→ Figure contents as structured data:
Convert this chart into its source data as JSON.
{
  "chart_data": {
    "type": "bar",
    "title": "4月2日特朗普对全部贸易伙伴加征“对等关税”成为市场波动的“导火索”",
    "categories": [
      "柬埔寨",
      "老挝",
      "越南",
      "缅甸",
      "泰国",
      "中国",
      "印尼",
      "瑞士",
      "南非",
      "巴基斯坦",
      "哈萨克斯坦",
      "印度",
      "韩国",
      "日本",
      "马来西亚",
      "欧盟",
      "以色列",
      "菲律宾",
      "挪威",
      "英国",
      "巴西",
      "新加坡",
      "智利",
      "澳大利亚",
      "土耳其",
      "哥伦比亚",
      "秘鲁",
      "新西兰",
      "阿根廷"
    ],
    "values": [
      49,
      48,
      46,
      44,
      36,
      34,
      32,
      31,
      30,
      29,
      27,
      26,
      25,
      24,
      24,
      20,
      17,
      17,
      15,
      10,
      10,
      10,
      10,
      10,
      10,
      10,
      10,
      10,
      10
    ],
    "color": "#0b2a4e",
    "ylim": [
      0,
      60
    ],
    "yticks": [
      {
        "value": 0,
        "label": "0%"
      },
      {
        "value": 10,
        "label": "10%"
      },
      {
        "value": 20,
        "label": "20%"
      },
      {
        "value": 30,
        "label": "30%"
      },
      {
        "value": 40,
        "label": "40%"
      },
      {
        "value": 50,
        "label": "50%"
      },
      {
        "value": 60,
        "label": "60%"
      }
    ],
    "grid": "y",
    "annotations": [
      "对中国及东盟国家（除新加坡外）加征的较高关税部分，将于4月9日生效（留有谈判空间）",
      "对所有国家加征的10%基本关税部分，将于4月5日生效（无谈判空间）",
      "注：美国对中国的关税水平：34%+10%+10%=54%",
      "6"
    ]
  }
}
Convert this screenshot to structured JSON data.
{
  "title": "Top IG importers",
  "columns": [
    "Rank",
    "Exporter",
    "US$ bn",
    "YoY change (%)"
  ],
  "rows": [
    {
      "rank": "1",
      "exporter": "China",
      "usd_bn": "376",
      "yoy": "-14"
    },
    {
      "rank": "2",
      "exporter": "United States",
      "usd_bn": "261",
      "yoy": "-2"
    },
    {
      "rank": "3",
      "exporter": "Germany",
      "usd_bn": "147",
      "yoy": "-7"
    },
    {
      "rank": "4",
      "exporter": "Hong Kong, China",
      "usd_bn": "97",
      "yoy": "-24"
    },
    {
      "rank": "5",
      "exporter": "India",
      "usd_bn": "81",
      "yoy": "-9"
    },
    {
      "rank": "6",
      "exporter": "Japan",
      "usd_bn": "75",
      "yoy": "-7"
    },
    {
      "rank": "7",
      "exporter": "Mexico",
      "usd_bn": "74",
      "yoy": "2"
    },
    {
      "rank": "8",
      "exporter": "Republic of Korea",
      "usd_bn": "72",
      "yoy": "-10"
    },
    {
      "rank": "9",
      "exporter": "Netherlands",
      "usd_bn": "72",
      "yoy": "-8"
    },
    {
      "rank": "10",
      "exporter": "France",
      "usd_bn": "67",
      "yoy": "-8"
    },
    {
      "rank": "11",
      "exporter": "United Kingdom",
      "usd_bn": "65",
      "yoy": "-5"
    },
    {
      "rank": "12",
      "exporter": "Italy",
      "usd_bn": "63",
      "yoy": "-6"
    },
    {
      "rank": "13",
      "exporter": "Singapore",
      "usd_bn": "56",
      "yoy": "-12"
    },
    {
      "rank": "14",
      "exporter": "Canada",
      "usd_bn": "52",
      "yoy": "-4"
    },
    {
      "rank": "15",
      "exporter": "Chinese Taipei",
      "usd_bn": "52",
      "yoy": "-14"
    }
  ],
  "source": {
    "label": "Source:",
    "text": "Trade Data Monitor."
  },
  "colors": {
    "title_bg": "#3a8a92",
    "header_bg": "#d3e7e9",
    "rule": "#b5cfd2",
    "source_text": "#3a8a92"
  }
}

→ Task brief: Where a line contains "this", copy that line.

→ Correct answer:
Convert this chart into its source data as JSON.
Convert this screenshot to structured JSON data.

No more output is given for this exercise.